— START OF Records supplied —

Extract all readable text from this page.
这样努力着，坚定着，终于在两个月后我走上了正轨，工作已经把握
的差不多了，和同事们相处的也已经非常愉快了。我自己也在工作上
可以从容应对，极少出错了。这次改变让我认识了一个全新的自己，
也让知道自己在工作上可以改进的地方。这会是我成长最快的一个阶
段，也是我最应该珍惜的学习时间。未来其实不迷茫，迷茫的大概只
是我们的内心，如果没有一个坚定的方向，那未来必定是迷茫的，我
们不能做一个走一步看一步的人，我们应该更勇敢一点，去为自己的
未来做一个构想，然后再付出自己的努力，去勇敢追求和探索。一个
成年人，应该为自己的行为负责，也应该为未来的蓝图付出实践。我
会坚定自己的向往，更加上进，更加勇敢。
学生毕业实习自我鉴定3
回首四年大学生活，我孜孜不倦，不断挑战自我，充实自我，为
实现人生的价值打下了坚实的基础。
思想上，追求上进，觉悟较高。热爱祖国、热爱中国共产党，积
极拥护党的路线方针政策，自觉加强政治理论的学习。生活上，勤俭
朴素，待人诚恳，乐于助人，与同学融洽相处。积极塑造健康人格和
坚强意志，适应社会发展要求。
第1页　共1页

— END OF Records supplied —

- **Written exercise**
Copy out the whole listing exactly; please set it all down.

- **Output for this exercise**
Extract all readable text from this page.
这样努力着，坚定着，终于在两个月后我走上了正轨，工作已经把握
的差不多了，和同事们相处的也已经非常愉快了。我自己也在工作上
可以从容应对，极少出错了。这次改变让我认识了一个全新的自己，
也让知道自己在工作上可以改进的地方。这会是我成长最快的一个阶
段，也是我最应该珍惜的学习时间。未来其实不迷茫，迷茫的大概只
是我们的内心，如果没有一个坚定的方向，那未来必定是迷茫的，我
们不能做一个走一步看一步的人，我们应该更勇敢一点，去为自己的
未来做一个构想，然后再付出自己的努力，去勇敢追求和探索。一个
成年人，应该为自己的行为负责，也应该为未来的蓝图付出实践。我
会坚定自己的向往，更加上进，更加勇敢。
学生毕业实习自我鉴定3
回首四年大学生活，我孜孜不倦，不断挑战自我，充实自我，为
实现人生的价值打下了坚实的基础。
思想上，追求上进，觉悟较高。热爱祖国、热爱中国共产党，积
极拥护党的路线方针政策，自觉加强政治理论的学习。生活上，勤俭
朴素，待人诚恳，乐于助人，与同学融洽相处。积极塑造健康人格和
坚强意志，适应社会发展要求。
第1页　共1页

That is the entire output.